__Task brief__: Type out the records that follow, exactly as given.

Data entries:

####################

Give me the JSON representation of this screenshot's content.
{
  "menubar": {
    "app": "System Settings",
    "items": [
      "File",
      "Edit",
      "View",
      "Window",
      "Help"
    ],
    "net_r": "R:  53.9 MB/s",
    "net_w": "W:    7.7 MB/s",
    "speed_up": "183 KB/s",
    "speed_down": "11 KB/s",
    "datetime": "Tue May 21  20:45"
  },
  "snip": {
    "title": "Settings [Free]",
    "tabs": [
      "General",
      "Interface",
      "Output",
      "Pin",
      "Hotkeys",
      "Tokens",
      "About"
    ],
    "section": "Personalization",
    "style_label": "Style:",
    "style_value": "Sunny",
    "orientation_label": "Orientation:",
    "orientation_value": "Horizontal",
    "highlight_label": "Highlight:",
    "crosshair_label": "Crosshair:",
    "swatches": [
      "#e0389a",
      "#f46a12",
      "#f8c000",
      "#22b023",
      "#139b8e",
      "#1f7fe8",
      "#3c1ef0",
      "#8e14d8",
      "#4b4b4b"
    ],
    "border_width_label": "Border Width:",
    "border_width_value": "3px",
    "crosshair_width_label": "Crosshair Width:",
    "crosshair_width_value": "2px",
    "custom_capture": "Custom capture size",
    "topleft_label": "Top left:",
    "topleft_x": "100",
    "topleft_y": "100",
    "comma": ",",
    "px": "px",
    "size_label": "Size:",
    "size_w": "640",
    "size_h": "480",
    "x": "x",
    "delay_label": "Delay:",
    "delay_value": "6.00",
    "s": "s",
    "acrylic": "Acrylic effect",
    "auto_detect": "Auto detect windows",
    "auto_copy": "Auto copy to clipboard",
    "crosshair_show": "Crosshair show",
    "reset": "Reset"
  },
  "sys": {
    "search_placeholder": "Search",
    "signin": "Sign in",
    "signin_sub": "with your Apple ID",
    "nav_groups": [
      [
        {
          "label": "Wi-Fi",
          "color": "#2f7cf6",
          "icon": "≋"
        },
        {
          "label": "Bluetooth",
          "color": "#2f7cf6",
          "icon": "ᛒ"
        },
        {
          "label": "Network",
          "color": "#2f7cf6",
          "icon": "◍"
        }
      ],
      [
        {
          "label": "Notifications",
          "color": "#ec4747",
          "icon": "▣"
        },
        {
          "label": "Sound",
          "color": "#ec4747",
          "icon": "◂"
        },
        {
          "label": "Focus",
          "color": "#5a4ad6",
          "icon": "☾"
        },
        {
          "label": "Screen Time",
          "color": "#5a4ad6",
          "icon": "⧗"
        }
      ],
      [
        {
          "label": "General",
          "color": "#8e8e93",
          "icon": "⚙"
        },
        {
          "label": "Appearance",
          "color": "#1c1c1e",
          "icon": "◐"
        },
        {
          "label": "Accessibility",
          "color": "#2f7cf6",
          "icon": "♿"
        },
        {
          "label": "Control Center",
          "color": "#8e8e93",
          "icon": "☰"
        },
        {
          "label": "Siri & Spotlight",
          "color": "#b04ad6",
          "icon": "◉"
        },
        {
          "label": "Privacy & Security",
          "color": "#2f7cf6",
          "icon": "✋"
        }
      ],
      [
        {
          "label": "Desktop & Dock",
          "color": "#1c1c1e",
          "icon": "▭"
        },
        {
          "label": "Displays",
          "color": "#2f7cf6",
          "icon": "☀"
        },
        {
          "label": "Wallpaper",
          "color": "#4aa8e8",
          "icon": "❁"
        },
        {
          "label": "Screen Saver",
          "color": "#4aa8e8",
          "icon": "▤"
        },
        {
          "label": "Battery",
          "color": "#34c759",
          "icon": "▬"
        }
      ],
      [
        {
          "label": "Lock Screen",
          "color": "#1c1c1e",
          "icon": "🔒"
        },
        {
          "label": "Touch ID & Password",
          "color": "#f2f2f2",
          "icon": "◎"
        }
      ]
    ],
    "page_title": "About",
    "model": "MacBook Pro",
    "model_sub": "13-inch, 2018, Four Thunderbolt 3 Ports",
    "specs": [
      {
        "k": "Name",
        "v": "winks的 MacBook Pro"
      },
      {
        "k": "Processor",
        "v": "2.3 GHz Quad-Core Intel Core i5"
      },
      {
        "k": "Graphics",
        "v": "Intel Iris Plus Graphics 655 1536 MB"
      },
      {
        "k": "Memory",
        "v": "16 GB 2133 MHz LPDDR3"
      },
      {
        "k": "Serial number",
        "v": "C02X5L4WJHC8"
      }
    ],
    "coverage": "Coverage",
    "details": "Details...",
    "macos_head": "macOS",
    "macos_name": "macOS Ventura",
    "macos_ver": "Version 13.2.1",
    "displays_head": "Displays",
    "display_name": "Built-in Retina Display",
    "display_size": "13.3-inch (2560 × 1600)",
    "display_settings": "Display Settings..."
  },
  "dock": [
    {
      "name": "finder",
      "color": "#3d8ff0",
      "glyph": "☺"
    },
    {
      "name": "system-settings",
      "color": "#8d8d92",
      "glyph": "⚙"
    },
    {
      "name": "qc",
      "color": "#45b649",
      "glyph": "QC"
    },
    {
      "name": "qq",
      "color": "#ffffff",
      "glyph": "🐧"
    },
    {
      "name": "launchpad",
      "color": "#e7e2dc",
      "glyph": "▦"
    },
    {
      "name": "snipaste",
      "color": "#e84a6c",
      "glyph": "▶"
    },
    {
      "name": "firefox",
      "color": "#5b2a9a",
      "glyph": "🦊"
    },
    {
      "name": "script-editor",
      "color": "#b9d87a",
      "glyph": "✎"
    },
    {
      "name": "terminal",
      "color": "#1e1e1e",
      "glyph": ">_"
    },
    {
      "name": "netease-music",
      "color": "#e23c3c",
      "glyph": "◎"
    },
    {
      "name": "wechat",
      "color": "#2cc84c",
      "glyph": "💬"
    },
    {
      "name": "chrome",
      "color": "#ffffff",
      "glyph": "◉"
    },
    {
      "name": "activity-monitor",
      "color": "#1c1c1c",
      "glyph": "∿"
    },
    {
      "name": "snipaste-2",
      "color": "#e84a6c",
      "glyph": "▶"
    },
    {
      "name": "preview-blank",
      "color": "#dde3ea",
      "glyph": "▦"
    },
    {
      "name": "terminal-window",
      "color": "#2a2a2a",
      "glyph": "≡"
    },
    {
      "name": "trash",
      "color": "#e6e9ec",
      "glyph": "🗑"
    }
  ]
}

####################

__The answer__:
Give me the JSON representation of this screenshot's content.
{
  "menubar": {
    "app": "System Settings",
    "items": [
      "File",
      "Edit",
      "View",
      "Window",
      "Help"
    ],
    "net_r": "R:  53.9 MB/s",
    "net_w": "W:    7.7 MB/s",
    "speed_up": "183 KB/s",
    "speed_down": "11 KB/s",
    "datetime": "Tue May 21  20:45"
  },
  "snip": {
    "title": "Settings [Free]",
    "tabs": [
      "General",
      "Interface",
      "Output",
      "Pin",
      "Hotkeys",
      "Tokens",
      "About"
    ],
    "section": "Personalization",
    "style_label": "Style:",
    "style_value": "Sunny",
    "orientation_label": "Orientation:",
    "orientation_value": "Horizontal",
    "highlight_label": "Highlight:",
    "crosshair_label": "Crosshair:",
    "swatches": [
      "#e0389a",
      "#f46a12",
      "#f8c000",
      "#22b023",
      "#139b8e",
      "#1f7fe8",
      "#3c1ef0",
      "#8e14d8",
      "#4b4b4b"
    ],
    "border_width_label": "Border Width:",
    "border_width_value": "3px",
    "crosshair_width_label": "Crosshair Width:",
    "crosshair_width_value": "2px",
    "custom_capture": "Custom capture size",
    "topleft_label": "Top left:",
    "topleft_x": "100",
    "topleft_y": "100",
    "comma": ",",
    "px": "px",
    "size_label": "Size:",
    "size_w": "640",
    "size_h": "480",
    "x": "x",
    "delay_label": "Delay:",
    "delay_value": "6.00",
    "s": "s",
    "acrylic": "Acrylic effect",
    "auto_detect": "Auto detect windows",
    "auto_copy": "Auto copy to clipboard",
    "crosshair_show": "Crosshair show",
    "reset": "Reset"
  },
  "sys": {
    "search_placeholder": "Search",
    "signin": "Sign in",
    "signin_sub": "with your Apple ID",
    "nav_groups": [
      [
        {
          "label": "Wi-Fi",
          "color": "#2f7cf6",
          "icon": "≋"
        },
        {
          "label": "Bluetooth",
          "color": "#2f7cf6",
          "icon": "ᛒ"
        },
        {
          "label": "Network",
          "color": "#2f7cf6",
          "icon": "◍"
        }
      ],
      [
        {
          "label": "Notifications",
          "color": "#ec4747",
          "icon": "▣"
        },
        {
          "label": "Sound",
          "color": "#ec4747",
          "icon": "◂"
        },
        {
          "label": "Focus",
          "color": "#5a4ad6",
          "icon": "☾"
        },
        {
          "label": "Screen Time",
          "color": "#5a4ad6",
          "icon": "⧗"
        }
      ],
      [
        {
          "label": "General",
          "color": "#8e8e93",
          "icon": "⚙"
        },
        {
          "label": "Appearance",
          "color": "#1c1c1e",
          "icon": "◐"
        },
        {
          "label": "Accessibility",
          "color": "#2f7cf6",
          "icon": "♿"
        },
        {
          "label": "Control Center",
          "color": "#8e8e93",
          "icon": "☰"
        },
        {
          "label": "Siri & Spotlight",
          "color": "#b04ad6",
          "icon": "◉"
        },
        {
          "label": "Privacy & Security",
          "color": "#2f7cf6",
          "icon": "✋"
        }
      ],
      [
        {
          "label": "Desktop & Dock",
          "color": "#1c1c1e",
          "icon": "▭"
        },
        {
          "label": "Displays",
          "color": "#2f7cf6",
          "icon": "☀"
        },
        {
          "label": "Wallpaper",
          "color": "#4aa8e8",
          "icon": "❁"
        },
        {
          "label": "Screen Saver",
          "color": "#4aa8e8",
          "icon": "▤"
        },
        {
          "label": "Battery",
          "color": "#34c759",
          "icon": "▬"
        }
      ],
      [
        {
          "label": "Lock Screen",
          "color": "#1c1c1e",
          "icon": "🔒"
        },
        {
          "label": "Touch ID & Password",
          "color": "#f2f2f2",
          "icon": "◎"
        }
      ]
    ],
    "page_title": "About",
    "model": "MacBook Pro",
    "model_sub": "13-inch, 2018, Four Thunderbolt 3 Ports",
    "specs": [
      {
        "k": "Name",
        "v": "winks的 MacBook Pro"
      },
      {
        "k": "Processor",
        "v": "2.3 GHz Quad-Core Intel Core i5"
      },
      {
        "k": "Graphics",
        "v": "Intel Iris Plus Graphics 655 1536 MB"
      },
      {
        "k": "Memory",
        "v": "16 GB 2133 MHz LPDDR3"
      },
      {
        "k": "Serial number",
        "v": "C02X5L4WJHC8"
      }
    ],
    "coverage": "Coverage",
    "details": "Details...",
    "macos_head": "macOS",
    "macos_name": "macOS Ventura",
    "macos_ver": "Version 13.2.1",
    "displays_head": "Displays",
    "display_name": "Built-in Retina Display",
    "display_size": "13.3-inch (2560 × 1600)",
    "display_settings": "Display Settings..."
  },
  "dock": [
    {
      "name": "finder",
      "color": "#3d8ff0",
      "glyph": "☺"
    },
    {
      "name": "system-settings",
      "color": "#8d8d92",
      "glyph": "⚙"
    },
    {
      "name": "qc",
      "color": "#45b649",
      "glyph": "QC"
    },
    {
      "name": "qq",
      "color": "#ffffff",
      "glyph": "🐧"
    },
    {
      "name": "launchpad",
      "color": "#e7e2dc",
      "glyph": "▦"
    },
    {
      "name": "snipaste",
      "color": "#e84a6c",
      "glyph": "▶"
    },
    {
      "name": "firefox",
      "color": "#5b2a9a",
      "glyph": "🦊"
    },
    {
      "name": "script-editor",
      "color": "#b9d87a",
      "glyph": "✎"
    },
    {
      "name": "terminal",
      "color": "#1e1e1e",
      "glyph": ">_"
    },
    {
      "name": "netease-music",
      "color": "#e23c3c",
      "glyph": "◎"
    },
    {
      "name": "wechat",
      "color": "#2cc84c",
      "glyph": "💬"
    },
    {
      "name": "chrome",
      "color": "#ffffff",
      "glyph": "◉"
    },
    {
      "name": "activity-monitor",
      "color": "#1c1c1c",
      "glyph": "∿"
    },
    {
      "name": "snipaste-2",
      "color": "#e84a6c",
      "glyph": "▶"
    },
    {
      "name": "preview-blank",
      "color": "#dde3ea",
      "glyph": "▦"
    },
    {
      "name": "terminal-window",
      "color": "#2a2a2a",
      "glyph": "≡"
    },
    {
      "name": "trash",
      "color": "#e6e9ec",
      "glyph": "🗑"
    }
  ]
}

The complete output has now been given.